— GIVEN INSTRUCTION —
Each record must be reproduced exactly as it is shown.

— DATA FOR PROCESSING —
┌────────

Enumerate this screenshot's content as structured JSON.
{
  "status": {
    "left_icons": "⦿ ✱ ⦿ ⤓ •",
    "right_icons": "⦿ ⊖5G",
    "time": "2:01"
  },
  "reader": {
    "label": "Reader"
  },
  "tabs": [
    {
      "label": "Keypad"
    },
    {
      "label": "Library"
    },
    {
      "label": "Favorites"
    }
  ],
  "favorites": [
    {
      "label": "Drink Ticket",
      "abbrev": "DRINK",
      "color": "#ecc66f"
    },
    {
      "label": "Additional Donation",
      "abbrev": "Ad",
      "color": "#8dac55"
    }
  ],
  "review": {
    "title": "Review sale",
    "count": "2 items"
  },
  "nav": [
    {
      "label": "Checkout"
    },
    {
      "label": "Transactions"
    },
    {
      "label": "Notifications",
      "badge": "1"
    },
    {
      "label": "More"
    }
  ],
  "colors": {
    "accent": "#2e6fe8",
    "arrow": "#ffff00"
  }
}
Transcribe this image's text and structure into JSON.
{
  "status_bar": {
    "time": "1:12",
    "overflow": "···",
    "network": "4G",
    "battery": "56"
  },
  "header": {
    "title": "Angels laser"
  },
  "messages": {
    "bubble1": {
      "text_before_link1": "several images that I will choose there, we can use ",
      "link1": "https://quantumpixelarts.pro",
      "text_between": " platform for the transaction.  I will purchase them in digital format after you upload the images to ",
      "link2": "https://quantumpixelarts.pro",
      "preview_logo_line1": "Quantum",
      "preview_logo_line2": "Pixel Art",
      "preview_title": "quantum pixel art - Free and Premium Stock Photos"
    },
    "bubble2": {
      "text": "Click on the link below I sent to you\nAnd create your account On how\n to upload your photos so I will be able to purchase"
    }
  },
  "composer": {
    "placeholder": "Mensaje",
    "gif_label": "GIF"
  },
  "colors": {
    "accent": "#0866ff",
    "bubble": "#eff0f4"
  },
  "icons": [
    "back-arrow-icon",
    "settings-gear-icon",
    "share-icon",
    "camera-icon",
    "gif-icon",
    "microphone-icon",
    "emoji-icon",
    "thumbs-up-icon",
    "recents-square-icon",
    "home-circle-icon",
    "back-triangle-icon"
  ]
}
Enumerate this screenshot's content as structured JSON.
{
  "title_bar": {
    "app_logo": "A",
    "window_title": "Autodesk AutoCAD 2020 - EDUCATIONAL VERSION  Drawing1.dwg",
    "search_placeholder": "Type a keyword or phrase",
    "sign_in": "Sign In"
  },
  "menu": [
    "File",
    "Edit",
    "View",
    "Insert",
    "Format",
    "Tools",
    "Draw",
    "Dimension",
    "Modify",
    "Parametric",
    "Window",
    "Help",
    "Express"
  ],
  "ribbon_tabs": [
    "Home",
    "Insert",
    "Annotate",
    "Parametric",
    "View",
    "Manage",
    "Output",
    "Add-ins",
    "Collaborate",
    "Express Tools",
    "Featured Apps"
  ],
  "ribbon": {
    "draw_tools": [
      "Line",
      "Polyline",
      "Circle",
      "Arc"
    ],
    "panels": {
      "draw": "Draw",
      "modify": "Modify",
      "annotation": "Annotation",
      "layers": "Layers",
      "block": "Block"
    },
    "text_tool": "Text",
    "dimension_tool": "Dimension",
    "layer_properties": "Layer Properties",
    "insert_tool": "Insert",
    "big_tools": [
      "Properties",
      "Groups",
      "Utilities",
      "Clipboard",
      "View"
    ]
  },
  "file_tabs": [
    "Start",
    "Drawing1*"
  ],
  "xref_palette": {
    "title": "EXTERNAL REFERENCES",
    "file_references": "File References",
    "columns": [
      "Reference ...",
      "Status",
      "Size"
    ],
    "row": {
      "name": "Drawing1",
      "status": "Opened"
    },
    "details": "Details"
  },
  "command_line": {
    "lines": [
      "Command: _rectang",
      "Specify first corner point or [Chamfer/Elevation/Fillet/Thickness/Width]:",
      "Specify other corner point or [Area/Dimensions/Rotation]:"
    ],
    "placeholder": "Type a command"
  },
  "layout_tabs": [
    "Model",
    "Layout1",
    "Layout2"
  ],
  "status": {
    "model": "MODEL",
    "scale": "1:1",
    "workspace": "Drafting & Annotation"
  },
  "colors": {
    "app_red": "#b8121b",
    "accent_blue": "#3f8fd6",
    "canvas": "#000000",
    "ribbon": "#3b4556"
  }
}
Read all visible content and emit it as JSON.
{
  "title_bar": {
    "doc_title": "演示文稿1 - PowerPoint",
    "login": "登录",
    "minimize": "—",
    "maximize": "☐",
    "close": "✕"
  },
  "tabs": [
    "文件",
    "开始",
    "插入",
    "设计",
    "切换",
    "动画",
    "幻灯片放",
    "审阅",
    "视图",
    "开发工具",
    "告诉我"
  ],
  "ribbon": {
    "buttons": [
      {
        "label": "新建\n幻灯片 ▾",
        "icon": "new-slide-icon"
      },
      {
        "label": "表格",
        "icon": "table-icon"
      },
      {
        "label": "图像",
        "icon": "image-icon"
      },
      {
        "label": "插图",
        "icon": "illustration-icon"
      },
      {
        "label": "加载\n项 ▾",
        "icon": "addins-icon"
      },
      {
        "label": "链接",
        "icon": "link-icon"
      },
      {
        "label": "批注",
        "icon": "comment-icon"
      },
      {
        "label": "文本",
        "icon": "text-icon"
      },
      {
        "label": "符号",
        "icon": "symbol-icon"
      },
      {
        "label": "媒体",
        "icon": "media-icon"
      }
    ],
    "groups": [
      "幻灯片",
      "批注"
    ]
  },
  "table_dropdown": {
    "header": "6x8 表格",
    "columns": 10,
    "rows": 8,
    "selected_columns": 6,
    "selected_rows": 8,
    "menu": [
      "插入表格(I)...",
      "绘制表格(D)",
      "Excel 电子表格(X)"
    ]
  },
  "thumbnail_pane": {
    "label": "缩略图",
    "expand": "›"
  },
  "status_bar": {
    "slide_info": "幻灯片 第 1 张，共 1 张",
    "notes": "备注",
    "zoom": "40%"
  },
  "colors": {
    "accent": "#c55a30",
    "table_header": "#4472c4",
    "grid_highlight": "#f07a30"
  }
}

└────────

— OUTPUT FOR THIS EXERCISE —
Enumerate this screenshot's content as structured JSON.
{
  "status": {
    "left_icons": "⦿ ✱ ⦿ ⤓ •",
    "right_icons": "⦿ ⊖5G",
    "time": "2:01"
  },
  "reader": {
    "label": "Reader"
  },
  "tabs": [
    {
      "label": "Keypad"
    },
    {
      "label": "Library"
    },
    {
      "label": "Favorites"
    }
  ],
  "favorites": [
    {
      "label": "Drink Ticket",
      "abbrev": "DRINK",
      "color": "#ecc66f"
    },
    {
      "label": "Additional Donation",
      "abbrev": "Ad",
      "color": "#8dac55"
    }
  ],
  "review": {
    "title": "Review sale",
    "count": "2 items"
  },
  "nav": [
    {
      "label": "Checkout"
    },
    {
      "label": "Transactions"
    },
    {
      "label": "Notifications",
      "badge": "1"
    },
    {
      "label": "More"
    }
  ],
  "colors": {
    "accent": "#2e6fe8",
    "arrow": "#ffff00"
  }
}
Transcribe this image's text and structure into JSON.
{
  "status_bar": {
    "time": "1:12",
    "overflow": "···",
    "network": "4G",
    "battery": "56"
  },
  "header": {
    "title": "Angels laser"
  },
  "messages": {
    "bubble1": {
      "text_before_link1": "several images that I will choose there, we can use ",
      "link1": "https://quantumpixelarts.pro",
      "text_between": " platform for the transaction.  I will purchase them in digital format after you upload the images to ",
      "link2": "https://quantumpixelarts.pro",
      "preview_logo_line1": "Quantum",
      "preview_logo_line2": "Pixel Art",
      "preview_title": "quantum pixel art - Free and Premium Stock Photos"
    },
    "bubble2": {
      "text": "Click on the link below I sent to you\nAnd create your account On how\n to upload your photos so I will be able to purchase"
    }
  },
  "composer": {
    "placeholder": "Mensaje",
    "gif_label": "GIF"
  },
  "colors": {
    "accent": "#0866ff",
    "bubble": "#eff0f4"
  },
  "icons": [
    "back-arrow-icon",
    "settings-gear-icon",
    "share-icon",
    "camera-icon",
    "gif-icon",
    "microphone-icon",
    "emoji-icon",
    "thumbs-up-icon",
    "recents-square-icon",
    "home-circle-icon",
    "back-triangle-icon"
  ]
}
Enumerate this screenshot's content as structured JSON.
{
  "title_bar": {
    "app_logo": "A",
    "window_title": "Autodesk AutoCAD 2020 - EDUCATIONAL VERSION  Drawing1.dwg",
    "search_placeholder": "Type a keyword or phrase",
    "sign_in": "Sign In"
  },
  "menu": [
    "File",
    "Edit",
    "View",
    "Insert",
    "Format",
    "Tools",
    "Draw",
    "Dimension",
    "Modify",
    "Parametric",
    "Window",
    "Help",
    "Express"
  ],
  "ribbon_tabs": [
    "Home",
    "Insert",
    "Annotate",
    "Parametric",
    "View",
    "Manage",
    "Output",
    "Add-ins",
    "Collaborate",
    "Express Tools",
    "Featured Apps"
  ],
  "ribbon": {
    "draw_tools": [
      "Line",
      "Polyline",
      "Circle",
      "Arc"
    ],
    "panels": {
      "draw": "Draw",
      "modify": "Modify",
      "annotation": "Annotation",
      "layers": "Layers",
      "block": "Block"
    },
    "text_tool": "Text",
    "dimension_tool": "Dimension",
    "layer_properties": "Layer Properties",
    "insert_tool": "Insert",
    "big_tools": [
      "Properties",
      "Groups",
      "Utilities",
      "Clipboard",
      "View"
    ]
  },
  "file_tabs": [
    "Start",
    "Drawing1*"
  ],
  "xref_palette": {
    "title": "EXTERNAL REFERENCES",
    "file_references": "File References",
    "columns": [
      "Reference ...",
      "Status",
      "Size"
    ],
    "row": {
      "name": "Drawing1",
      "status": "Opened"
    },
    "details": "Details"
  },
  "command_line": {
    "lines": [
      "Command: _rectang",
      "Specify first corner point or [Chamfer/Elevation/Fillet/Thickness/Width]:",
      "Specify other corner point or [Area/Dimensions/Rotation]:"
    ],
    "placeholder": "Type a command"
  },
  "layout_tabs": [
    "Model",
    "Layout1",
    "Layout2"
  ],
  "status": {
    "model": "MODEL",
    "scale": "1:1",
    "workspace": "Drafting & Annotation"
  },
  "colors": {
    "app_red": "#b8121b",
    "accent_blue": "#3f8fd6",
    "canvas": "#000000",
    "ribbon": "#3b4556"
  }
}
Read all visible content and emit it as JSON.
{
  "title_bar": {
    "doc_title": "演示文稿1 - PowerPoint",
    "login": "登录",
    "minimize": "—",
    "maximize": "☐",
    "close": "✕"
  },
  "tabs": [
    "文件",
    "开始",
    "插入",
    "设计",
    "切换",
    "动画",
    "幻灯片放",
    "审阅",
    "视图",
    "开发工具",
    "告诉我"
  ],
  "ribbon": {
    "buttons": [
      {
        "label": "新建\n幻灯片 ▾",
        "icon": "new-slide-icon"
      },
      {
        "label": "表格",
        "icon": "table-icon"
      },
      {
        "label": "图像",
        "icon": "image-icon"
      },
      {
        "label": "插图",
        "icon": "illustration-icon"
      },
      {
        "label": "加载\n项 ▾",
        "icon": "addins-icon"
      },
      {
        "label": "链接",
        "icon": "link-icon"
      },
      {
        "label": "批注",
        "icon": "comment-icon"
      },
      {
        "label": "文本",
        "icon": "text-icon"
      },
      {
        "label": "符号",
        "icon": "symbol-icon"
      },
      {
        "label": "媒体",
        "icon": "media-icon"
      }
    ],
    "groups": [
      "幻灯片",
      "批注"
    ]
  },
  "table_dropdown": {
    "header": "6x8 表格",
    "columns": 10,
    "rows": 8,
    "selected_columns": 6,
    "selected_rows": 8,
    "menu": [
      "插入表格(I)...",
      "绘制表格(D)",
      "Excel 电子表格(X)"
    ]
  },
  "thumbnail_pane": {
    "label": "缩略图",
    "expand": "›"
  },
  "status_bar": {
    "slide_info": "幻灯片 第 1 张，共 1 张",
    "notes": "备注",
    "zoom": "40%"
  },
  "colors": {
    "accent": "#c55a30",
    "table_header": "#4472c4",
    "grid_highlight": "#f07a30"
  }
}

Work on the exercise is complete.